# WHAT IS BEING ASKED
Write out the whole of the material exactly.

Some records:
○ ○ ○ ○

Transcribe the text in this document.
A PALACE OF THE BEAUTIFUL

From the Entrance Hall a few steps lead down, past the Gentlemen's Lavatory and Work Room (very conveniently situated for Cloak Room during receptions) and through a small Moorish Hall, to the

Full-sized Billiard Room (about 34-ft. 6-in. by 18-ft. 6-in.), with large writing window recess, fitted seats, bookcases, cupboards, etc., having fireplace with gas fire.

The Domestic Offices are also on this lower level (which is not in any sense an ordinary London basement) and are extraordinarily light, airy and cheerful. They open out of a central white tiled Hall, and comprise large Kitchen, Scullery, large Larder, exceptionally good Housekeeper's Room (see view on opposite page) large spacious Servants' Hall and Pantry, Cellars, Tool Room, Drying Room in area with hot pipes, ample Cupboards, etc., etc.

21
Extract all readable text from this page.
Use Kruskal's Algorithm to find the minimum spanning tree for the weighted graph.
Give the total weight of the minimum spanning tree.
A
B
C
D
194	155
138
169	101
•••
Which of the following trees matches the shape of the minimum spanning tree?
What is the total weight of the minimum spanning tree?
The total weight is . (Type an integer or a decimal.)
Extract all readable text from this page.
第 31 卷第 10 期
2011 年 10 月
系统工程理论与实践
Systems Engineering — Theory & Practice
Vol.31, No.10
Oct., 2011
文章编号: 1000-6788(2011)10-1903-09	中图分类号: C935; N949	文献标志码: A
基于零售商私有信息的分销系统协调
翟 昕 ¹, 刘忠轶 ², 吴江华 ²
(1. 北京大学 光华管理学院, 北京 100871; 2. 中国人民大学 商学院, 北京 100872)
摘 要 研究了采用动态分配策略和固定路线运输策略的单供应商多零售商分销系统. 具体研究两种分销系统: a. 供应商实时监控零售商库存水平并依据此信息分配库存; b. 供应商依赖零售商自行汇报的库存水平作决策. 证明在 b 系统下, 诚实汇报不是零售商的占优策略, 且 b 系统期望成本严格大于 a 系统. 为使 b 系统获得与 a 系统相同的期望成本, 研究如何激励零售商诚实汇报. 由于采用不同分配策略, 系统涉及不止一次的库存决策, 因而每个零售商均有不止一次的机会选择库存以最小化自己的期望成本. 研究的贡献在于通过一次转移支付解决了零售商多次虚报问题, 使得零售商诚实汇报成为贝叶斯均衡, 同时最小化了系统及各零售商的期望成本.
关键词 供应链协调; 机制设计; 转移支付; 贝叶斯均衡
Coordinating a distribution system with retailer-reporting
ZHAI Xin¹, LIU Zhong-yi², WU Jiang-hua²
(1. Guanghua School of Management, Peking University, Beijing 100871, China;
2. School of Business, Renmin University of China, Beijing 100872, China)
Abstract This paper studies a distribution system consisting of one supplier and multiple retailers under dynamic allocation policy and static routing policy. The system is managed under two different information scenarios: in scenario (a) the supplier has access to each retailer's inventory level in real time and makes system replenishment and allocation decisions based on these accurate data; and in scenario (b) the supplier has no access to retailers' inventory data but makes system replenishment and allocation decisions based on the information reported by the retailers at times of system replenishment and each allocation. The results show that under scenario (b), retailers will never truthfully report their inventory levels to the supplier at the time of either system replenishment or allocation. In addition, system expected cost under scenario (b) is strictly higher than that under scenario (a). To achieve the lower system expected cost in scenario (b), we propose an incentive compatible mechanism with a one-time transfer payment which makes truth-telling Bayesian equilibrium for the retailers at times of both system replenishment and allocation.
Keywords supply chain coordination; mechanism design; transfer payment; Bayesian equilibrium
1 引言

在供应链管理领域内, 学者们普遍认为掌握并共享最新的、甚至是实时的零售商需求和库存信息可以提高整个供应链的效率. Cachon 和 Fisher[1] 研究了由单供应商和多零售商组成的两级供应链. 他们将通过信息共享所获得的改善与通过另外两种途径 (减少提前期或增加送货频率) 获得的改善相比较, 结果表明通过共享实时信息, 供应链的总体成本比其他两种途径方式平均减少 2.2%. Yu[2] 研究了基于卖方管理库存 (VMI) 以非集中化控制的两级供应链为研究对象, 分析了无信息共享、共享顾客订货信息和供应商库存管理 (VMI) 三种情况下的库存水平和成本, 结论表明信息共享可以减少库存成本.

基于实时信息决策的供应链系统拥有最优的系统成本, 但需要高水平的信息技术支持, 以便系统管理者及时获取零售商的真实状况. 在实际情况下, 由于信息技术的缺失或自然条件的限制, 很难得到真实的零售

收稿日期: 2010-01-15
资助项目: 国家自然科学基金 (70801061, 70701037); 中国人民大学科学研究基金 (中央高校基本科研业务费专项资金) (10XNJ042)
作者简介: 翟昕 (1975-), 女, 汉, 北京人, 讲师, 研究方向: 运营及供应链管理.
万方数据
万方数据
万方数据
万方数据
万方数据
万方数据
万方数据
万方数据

○ ○ ○ ○

# RESULT
Transcribe the text in this document.
A PALACE OF THE BEAUTIFUL

From the Entrance Hall a few steps lead down, past the Gentlemen's Lavatory and Work Room (very conveniently situated for Cloak Room during receptions) and through a small Moorish Hall, to the

Full-sized Billiard Room (about 34-ft. 6-in. by 18-ft. 6-in.), with large writing window recess, fitted seats, bookcases, cupboards, etc., having fireplace with gas fire.

The Domestic Offices are also on this lower level (which is not in any sense an ordinary London basement) and are extraordinarily light, airy and cheerful. They open out of a central white tiled Hall, and comprise large Kitchen, Scullery, large Larder, exceptionally good Housekeeper's Room (see view on opposite page) large spacious Servants' Hall and Pantry, Cellars, Tool Room, Drying Room in area with hot pipes, ample Cupboards, etc., etc.

21
Extract all readable text from this page.
Use Kruskal's Algorithm to find the minimum spanning tree for the weighted graph.
Give the total weight of the minimum spanning tree.
A
B
C
D
194	155
138
169	101
•••
Which of the following trees matches the shape of the minimum spanning tree?
What is the total weight of the minimum spanning tree?
The total weight is . (Type an integer or a decimal.)
Extract all readable text from this page.
第 31 卷第 10 期
2011 年 10 月
系统工程理论与实践
Systems Engineering — Theory & Practice
Vol.31, No.10
Oct., 2011
文章编号: 1000-6788(2011)10-1903-09	中图分类号: C935; N949	文献标志码: A
基于零售商私有信息的分销系统协调
翟 昕 ¹, 刘忠轶 ², 吴江华 ²
(1. 北京大学 光华管理学院, 北京 100871; 2. 中国人民大学 商学院, 北京 100872)
摘 要 研究了采用动态分配策略和固定路线运输策略的单供应商多零售商分销系统. 具体研究两种分销系统: a. 供应商实时监控零售商库存水平并依据此信息分配库存; b. 供应商依赖零售商自行汇报的库存水平作决策. 证明在 b 系统下, 诚实汇报不是零售商的占优策略, 且 b 系统期望成本严格大于 a 系统. 为使 b 系统获得与 a 系统相同的期望成本, 研究如何激励零售商诚实汇报. 由于采用不同分配策略, 系统涉及不止一次的库存决策, 因而每个零售商均有不止一次的机会选择库存以最小化自己的期望成本. 研究的贡献在于通过一次转移支付解决了零售商多次虚报问题, 使得零售商诚实汇报成为贝叶斯均衡, 同时最小化了系统及各零售商的期望成本.
关键词 供应链协调; 机制设计; 转移支付; 贝叶斯均衡
Coordinating a distribution system with retailer-reporting
ZHAI Xin¹, LIU Zhong-yi², WU Jiang-hua²
(1. Guanghua School of Management, Peking University, Beijing 100871, China;
2. School of Business, Renmin University of China, Beijing 100872, China)
Abstract This paper studies a distribution system consisting of one supplier and multiple retailers under dynamic allocation policy and static routing policy. The system is managed under two different information scenarios: in scenario (a) the supplier has access to each retailer's inventory level in real time and makes system replenishment and allocation decisions based on these accurate data; and in scenario (b) the supplier has no access to retailers' inventory data but makes system replenishment and allocation decisions based on the information reported by the retailers at times of system replenishment and each allocation. The results show that under scenario (b), retailers will never truthfully report their inventory levels to the supplier at the time of either system replenishment or allocation. In addition, system expected cost under scenario (b) is strictly higher than that under scenario (a). To achieve the lower system expected cost in scenario (b), we propose an incentive compatible mechanism with a one-time transfer payment which makes truth-telling Bayesian equilibrium for the retailers at times of both system replenishment and allocation.
Keywords supply chain coordination; mechanism design; transfer payment; Bayesian equilibrium
1 引言

在供应链管理领域内, 学者们普遍认为掌握并共享最新的、甚至是实时的零售商需求和库存信息可以提高整个供应链的效率. Cachon 和 Fisher[1] 研究了由单供应商和多零售商组成的两级供应链. 他们将通过信息共享所获得的改善与通过另外两种途径 (减少提前期或增加送货频率) 获得的改善相比较, 结果表明通过共享实时信息, 供应链的总体成本比其他两种途径方式平均减少 2.2%. Yu[2] 研究了基于卖方管理库存 (VMI) 以非集中化控制的两级供应链为研究对象, 分析了无信息共享、共享顾客订货信息和供应商库存管理 (VMI) 三种情况下的库存水平和成本, 结论表明信息共享可以减少库存成本.

基于实时信息决策的供应链系统拥有最优的系统成本, 但需要高水平的信息技术支持, 以便系统管理者及时获取零售商的真实状况. 在实际情况下, 由于信息技术的缺失或自然条件的限制, 很难得到真实的零售

收稿日期: 2010-01-15
资助项目: 国家自然科学基金 (70801061, 70701037); 中国人民大学科学研究基金 (中央高校基本科研业务费专项资金) (10XNJ042)
作者简介: 翟昕 (1975-), 女, 汉, 北京人, 讲师, 研究方向: 运营及供应链管理.
万方数据
万方数据
万方数据
万方数据
万方数据
万方数据
万方数据
万方数据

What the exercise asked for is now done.